• [Collected data entries]

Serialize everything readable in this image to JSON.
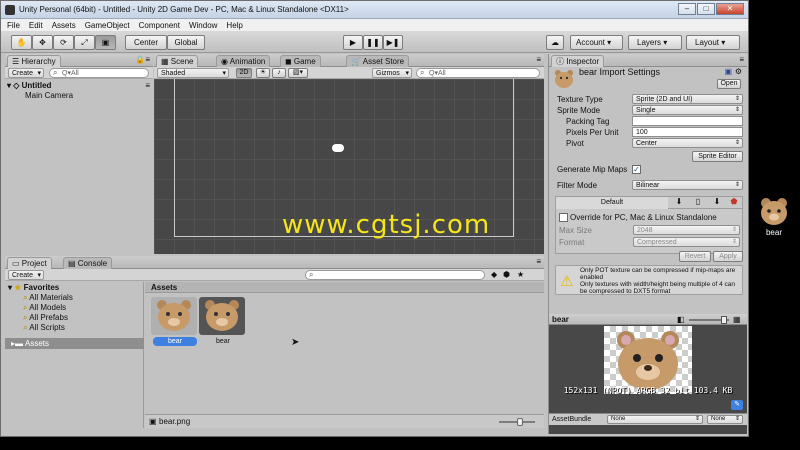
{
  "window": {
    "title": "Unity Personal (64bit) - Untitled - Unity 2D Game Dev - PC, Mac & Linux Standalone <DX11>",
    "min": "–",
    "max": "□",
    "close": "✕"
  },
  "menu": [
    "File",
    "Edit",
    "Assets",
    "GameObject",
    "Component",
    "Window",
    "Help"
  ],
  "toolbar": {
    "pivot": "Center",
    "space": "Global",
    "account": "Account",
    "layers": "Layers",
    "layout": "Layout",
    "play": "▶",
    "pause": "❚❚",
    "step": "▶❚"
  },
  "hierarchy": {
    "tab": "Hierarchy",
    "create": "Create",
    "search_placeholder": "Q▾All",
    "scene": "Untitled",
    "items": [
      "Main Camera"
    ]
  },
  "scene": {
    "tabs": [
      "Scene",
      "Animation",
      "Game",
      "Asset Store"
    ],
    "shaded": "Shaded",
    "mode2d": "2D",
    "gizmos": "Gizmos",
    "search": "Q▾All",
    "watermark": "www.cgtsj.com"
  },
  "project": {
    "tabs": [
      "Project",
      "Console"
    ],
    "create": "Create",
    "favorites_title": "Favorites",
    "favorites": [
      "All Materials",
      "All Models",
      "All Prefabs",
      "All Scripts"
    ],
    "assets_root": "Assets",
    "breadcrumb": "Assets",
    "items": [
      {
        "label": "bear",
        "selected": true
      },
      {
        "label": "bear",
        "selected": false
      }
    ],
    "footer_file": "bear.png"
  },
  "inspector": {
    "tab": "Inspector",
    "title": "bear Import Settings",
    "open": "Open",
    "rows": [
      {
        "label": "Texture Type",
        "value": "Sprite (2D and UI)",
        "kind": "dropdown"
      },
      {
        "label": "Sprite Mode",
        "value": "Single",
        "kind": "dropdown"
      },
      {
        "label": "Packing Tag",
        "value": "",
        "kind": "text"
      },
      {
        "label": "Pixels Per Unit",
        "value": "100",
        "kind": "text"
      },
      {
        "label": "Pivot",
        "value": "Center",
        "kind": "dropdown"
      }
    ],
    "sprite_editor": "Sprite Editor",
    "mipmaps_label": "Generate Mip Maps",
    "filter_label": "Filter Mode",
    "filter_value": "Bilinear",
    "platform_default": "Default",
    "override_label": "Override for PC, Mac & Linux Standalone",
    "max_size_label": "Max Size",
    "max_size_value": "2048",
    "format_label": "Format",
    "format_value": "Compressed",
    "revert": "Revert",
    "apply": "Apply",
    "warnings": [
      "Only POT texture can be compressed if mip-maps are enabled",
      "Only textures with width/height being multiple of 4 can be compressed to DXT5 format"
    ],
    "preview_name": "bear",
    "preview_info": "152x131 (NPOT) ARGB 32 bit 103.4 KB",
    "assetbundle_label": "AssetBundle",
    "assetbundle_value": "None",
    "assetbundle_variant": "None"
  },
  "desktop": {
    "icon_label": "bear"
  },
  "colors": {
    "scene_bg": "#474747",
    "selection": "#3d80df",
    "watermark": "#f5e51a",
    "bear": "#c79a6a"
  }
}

• [WHAT IS BEING ASKED]
Retype the data above exactly; pictures are not part of the copy.

• [RESULT OF THE TASK]
Serialize everything readable in this image to JSON.
{
  "window": {
    "title": "Unity Personal (64bit) - Untitled - Unity 2D Game Dev - PC, Mac & Linux Standalone <DX11>",
    "min": "–",
    "max": "□",
    "close": "✕"
  },
  "menu": [
    "File",
    "Edit",
    "Assets",
    "GameObject",
    "Component",
    "Window",
    "Help"
  ],
  "toolbar": {
    "pivot": "Center",
    "space": "Global",
    "account": "Account",
    "layers": "Layers",
    "layout": "Layout",
    "play": "▶",
    "pause": "❚❚",
    "step": "▶❚"
  },
  "hierarchy": {
    "tab": "Hierarchy",
    "create": "Create",
    "search_placeholder": "Q▾All",
    "scene": "Untitled",
    "items": [
      "Main Camera"
    ]
  },
  "scene": {
    "tabs": [
      "Scene",
      "Animation",
      "Game",
      "Asset Store"
    ],
    "shaded": "Shaded",
    "mode2d": "2D",
    "gizmos": "Gizmos",
    "search": "Q▾All",
    "watermark": "www.cgtsj.com"
  },
  "project": {
    "tabs": [
      "Project",
      "Console"
    ],
    "create": "Create",
    "favorites_title": "Favorites",
    "favorites": [
      "All Materials",
      "All Models",
      "All Prefabs",
      "All Scripts"
    ],
    "assets_root": "Assets",
    "breadcrumb": "Assets",
    "items": [
      {
        "label": "bear",
        "selected": true
      },
      {
        "label": "bear",
        "selected": false
      }
    ],
    "footer_file": "bear.png"
  },
  "inspector": {
    "tab": "Inspector",
    "title": "bear Import Settings",
    "open": "Open",
    "rows": [
      {
        "label": "Texture Type",
        "value": "Sprite (2D and UI)",
        "kind": "dropdown"
      },
      {
        "label": "Sprite Mode",
        "value": "Single",
        "kind": "dropdown"
      },
      {
        "label": "Packing Tag",
        "value": "",
        "kind": "text"
      },
      {
        "label": "Pixels Per Unit",
        "value": "100",
        "kind": "text"
      },
      {
        "label": "Pivot",
        "value": "Center",
        "kind": "dropdown"
      }
    ],
    "sprite_editor": "Sprite Editor",
    "mipmaps_label": "Generate Mip Maps",
    "filter_label": "Filter Mode",
    "filter_value": "Bilinear",
    "platform_default": "Default",
    "override_label": "Override for PC, Mac & Linux Standalone",
    "max_size_label": "Max Size",
    "max_size_value": "2048",
    "format_label": "Format",
    "format_value": "Compressed",
    "revert": "Revert",
    "apply": "Apply",
    "warnings": [
      "Only POT texture can be compressed if mip-maps are enabled",
      "Only textures with width/height being multiple of 4 can be compressed to DXT5 format"
    ],
    "preview_name": "bear",
    "preview_info": "152x131 (NPOT) ARGB 32 bit 103.4 KB",
    "assetbundle_label": "AssetBundle",
    "assetbundle_value": "None",
    "assetbundle_variant": "None"
  },
  "desktop": {
    "icon_label": "bear"
  },
  "colors": {
    "scene_bg": "#474747",
    "selection": "#3d80df",
    "watermark": "#f5e51a",
    "bear": "#c79a6a"
  }
}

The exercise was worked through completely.